Entries provided.
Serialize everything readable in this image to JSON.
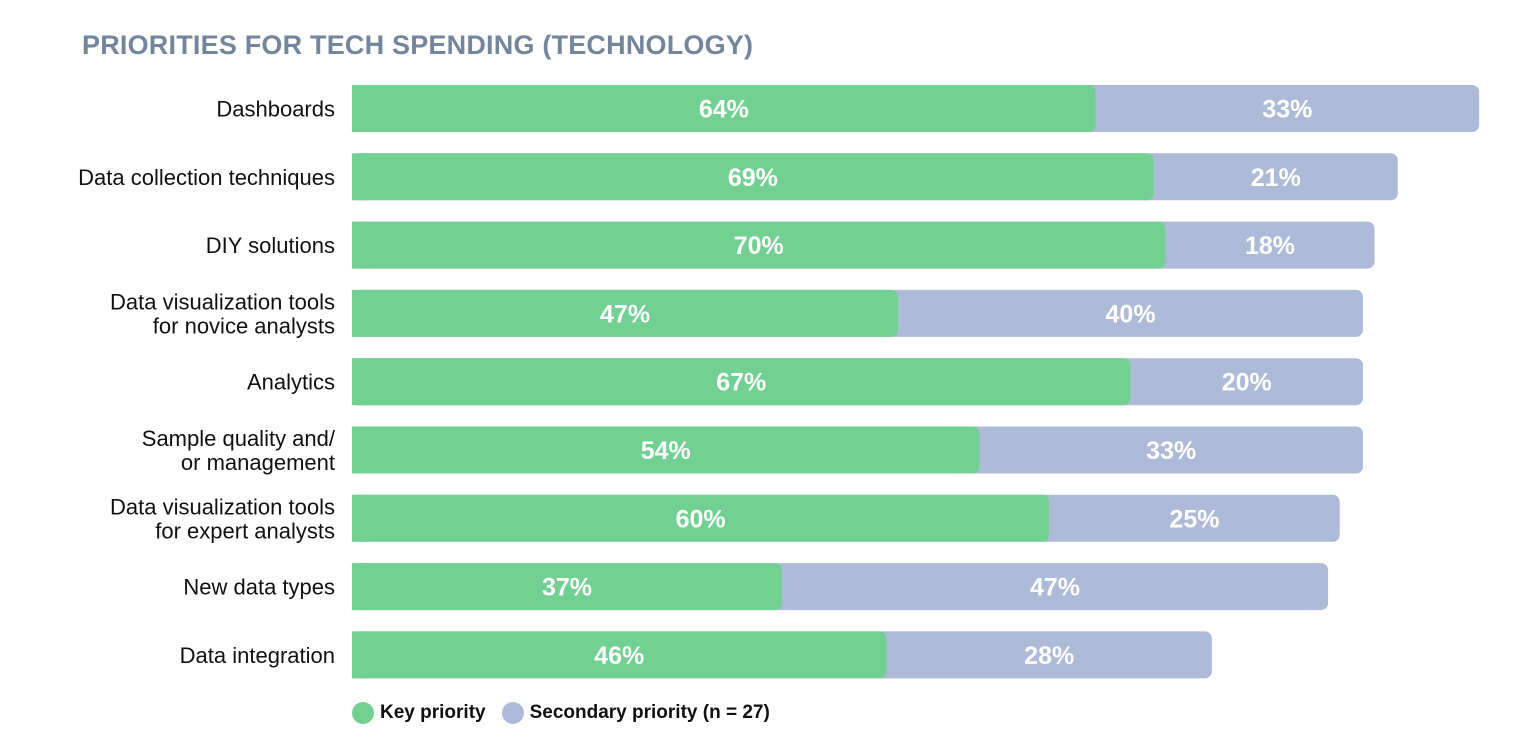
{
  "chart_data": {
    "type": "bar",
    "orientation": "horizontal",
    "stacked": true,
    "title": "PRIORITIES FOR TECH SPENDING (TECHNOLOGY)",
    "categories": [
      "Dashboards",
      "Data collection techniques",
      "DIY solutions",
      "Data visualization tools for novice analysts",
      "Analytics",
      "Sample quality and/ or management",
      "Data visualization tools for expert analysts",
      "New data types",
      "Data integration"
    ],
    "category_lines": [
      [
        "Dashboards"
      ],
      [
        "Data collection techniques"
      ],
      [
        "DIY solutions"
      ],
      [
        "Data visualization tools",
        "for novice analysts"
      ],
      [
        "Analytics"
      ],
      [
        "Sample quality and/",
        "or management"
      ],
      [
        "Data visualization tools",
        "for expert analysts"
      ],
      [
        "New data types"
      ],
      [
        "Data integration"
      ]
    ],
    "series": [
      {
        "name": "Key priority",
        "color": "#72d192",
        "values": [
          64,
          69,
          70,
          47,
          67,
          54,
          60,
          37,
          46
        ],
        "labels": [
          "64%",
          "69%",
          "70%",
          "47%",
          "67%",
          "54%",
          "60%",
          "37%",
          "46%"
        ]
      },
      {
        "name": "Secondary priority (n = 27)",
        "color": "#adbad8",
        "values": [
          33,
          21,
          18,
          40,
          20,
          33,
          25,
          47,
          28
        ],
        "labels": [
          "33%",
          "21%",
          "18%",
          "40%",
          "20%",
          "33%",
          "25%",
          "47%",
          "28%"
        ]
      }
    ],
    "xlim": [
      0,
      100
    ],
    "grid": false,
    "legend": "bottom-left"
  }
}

...

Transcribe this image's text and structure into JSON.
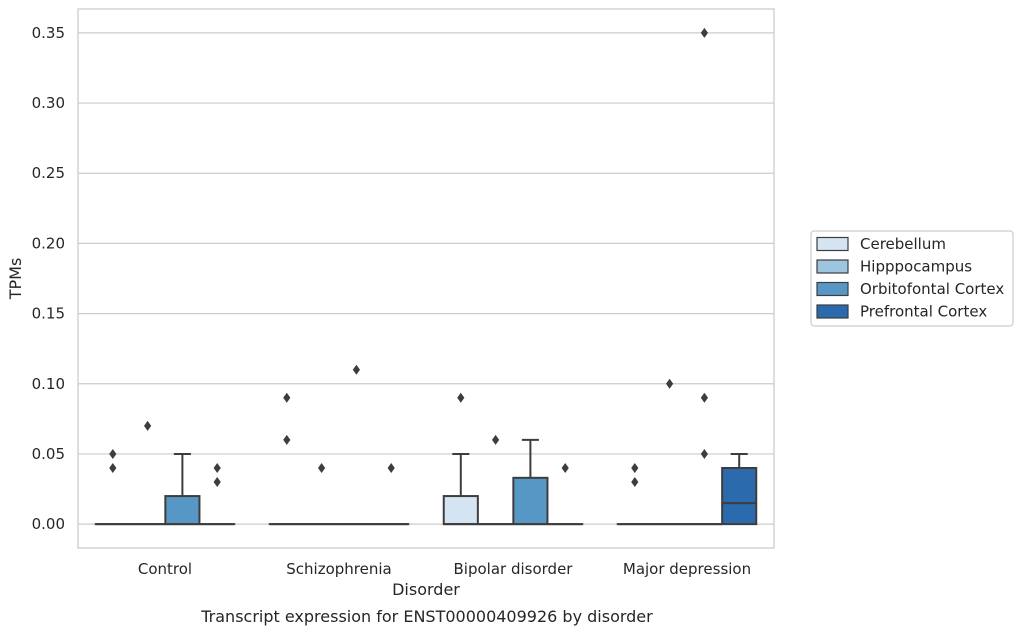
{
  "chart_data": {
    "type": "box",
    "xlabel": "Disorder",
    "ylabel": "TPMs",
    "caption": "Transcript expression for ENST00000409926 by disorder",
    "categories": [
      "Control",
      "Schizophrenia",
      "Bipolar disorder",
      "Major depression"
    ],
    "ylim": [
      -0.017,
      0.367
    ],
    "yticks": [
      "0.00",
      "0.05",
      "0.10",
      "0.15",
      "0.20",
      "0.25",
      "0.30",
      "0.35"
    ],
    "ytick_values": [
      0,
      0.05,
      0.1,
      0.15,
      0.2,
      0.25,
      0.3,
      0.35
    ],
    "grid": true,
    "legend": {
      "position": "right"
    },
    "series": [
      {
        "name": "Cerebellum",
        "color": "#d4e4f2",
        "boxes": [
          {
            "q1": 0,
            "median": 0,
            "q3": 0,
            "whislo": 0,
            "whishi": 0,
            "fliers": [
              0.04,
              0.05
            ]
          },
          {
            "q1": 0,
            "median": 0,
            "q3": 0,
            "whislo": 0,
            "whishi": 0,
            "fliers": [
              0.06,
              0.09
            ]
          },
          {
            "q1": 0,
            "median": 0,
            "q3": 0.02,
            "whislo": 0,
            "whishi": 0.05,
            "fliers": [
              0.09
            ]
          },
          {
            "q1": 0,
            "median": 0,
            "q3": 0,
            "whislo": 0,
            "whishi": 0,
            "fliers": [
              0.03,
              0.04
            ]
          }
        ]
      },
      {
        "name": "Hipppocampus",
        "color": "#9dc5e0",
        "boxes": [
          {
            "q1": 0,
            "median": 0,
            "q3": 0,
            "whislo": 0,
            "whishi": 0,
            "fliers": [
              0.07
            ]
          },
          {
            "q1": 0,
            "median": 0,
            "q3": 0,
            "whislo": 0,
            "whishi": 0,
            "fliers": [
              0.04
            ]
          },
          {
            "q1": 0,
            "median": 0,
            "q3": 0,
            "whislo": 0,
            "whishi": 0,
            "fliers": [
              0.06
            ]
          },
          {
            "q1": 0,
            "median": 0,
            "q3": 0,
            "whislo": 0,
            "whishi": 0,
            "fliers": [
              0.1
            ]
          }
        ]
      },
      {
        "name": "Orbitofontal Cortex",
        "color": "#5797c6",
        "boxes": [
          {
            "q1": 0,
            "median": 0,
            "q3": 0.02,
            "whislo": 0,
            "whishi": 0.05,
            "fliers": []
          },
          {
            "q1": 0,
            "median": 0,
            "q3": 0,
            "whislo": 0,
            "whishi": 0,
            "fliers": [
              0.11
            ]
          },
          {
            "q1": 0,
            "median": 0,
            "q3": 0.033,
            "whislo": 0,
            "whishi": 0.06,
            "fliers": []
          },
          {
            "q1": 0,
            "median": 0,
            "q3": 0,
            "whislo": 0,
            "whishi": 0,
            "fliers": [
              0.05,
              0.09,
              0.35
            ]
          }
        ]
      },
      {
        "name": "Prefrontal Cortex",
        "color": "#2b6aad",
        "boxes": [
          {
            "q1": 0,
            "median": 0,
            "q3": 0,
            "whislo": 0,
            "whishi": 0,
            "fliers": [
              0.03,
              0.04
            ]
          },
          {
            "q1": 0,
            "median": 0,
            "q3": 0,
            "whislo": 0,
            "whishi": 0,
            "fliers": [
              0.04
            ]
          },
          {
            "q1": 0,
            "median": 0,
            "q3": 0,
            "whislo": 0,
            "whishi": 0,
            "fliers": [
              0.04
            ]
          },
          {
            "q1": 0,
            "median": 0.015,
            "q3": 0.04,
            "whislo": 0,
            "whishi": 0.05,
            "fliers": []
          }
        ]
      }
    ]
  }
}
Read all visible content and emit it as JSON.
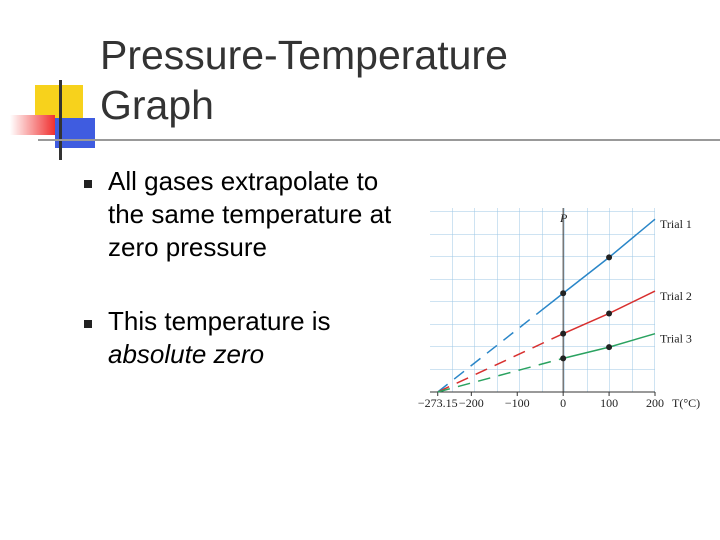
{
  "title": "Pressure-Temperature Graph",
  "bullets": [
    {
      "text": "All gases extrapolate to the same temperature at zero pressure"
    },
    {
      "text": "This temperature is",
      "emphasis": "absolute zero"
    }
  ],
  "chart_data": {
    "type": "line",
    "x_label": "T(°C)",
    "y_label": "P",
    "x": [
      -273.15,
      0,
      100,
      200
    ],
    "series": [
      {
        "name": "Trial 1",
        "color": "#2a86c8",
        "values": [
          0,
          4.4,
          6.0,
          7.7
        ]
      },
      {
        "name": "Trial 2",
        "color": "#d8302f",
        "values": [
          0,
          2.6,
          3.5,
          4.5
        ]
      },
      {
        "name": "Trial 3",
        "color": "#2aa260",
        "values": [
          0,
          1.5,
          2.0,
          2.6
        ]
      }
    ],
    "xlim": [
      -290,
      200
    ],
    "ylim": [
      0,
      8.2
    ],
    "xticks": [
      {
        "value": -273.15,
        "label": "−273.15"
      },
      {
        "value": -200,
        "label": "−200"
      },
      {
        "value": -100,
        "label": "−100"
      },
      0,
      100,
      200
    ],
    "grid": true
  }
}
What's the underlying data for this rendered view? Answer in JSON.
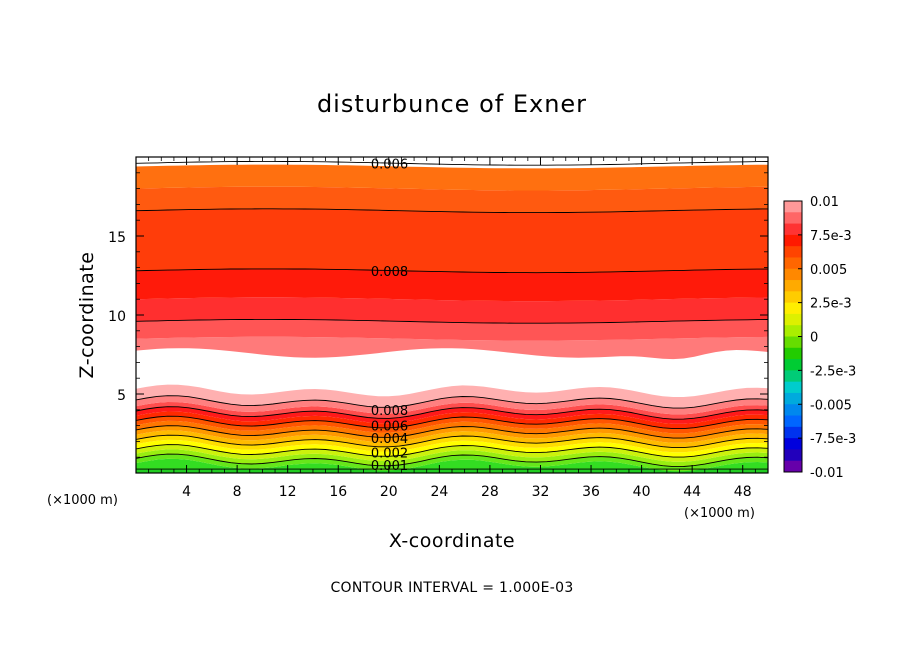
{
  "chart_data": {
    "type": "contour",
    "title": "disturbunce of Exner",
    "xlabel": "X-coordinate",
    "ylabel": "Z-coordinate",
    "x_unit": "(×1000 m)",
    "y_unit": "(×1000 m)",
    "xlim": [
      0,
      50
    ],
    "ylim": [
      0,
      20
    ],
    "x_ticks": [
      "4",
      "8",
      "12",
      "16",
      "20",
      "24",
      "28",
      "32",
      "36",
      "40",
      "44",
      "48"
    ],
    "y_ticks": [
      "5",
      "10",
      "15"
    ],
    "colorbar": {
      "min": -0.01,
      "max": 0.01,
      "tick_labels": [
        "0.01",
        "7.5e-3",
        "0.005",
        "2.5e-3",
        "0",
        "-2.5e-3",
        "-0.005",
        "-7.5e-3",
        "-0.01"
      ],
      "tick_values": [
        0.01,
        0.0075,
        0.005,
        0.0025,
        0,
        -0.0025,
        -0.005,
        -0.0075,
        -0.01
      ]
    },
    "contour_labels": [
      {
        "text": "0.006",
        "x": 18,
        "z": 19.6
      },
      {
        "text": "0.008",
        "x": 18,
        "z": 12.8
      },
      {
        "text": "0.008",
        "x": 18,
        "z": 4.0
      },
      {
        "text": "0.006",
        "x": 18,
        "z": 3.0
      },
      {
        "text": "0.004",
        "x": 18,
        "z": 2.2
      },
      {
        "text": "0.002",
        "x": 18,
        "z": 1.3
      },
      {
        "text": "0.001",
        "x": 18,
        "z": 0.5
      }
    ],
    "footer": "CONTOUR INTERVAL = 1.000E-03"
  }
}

Direction.
Identify and extract each line of the listing that contains "image".

Worked answer.
Serialize everything readable in this image to JSON.
Transcribe this image's text and structure into JSON.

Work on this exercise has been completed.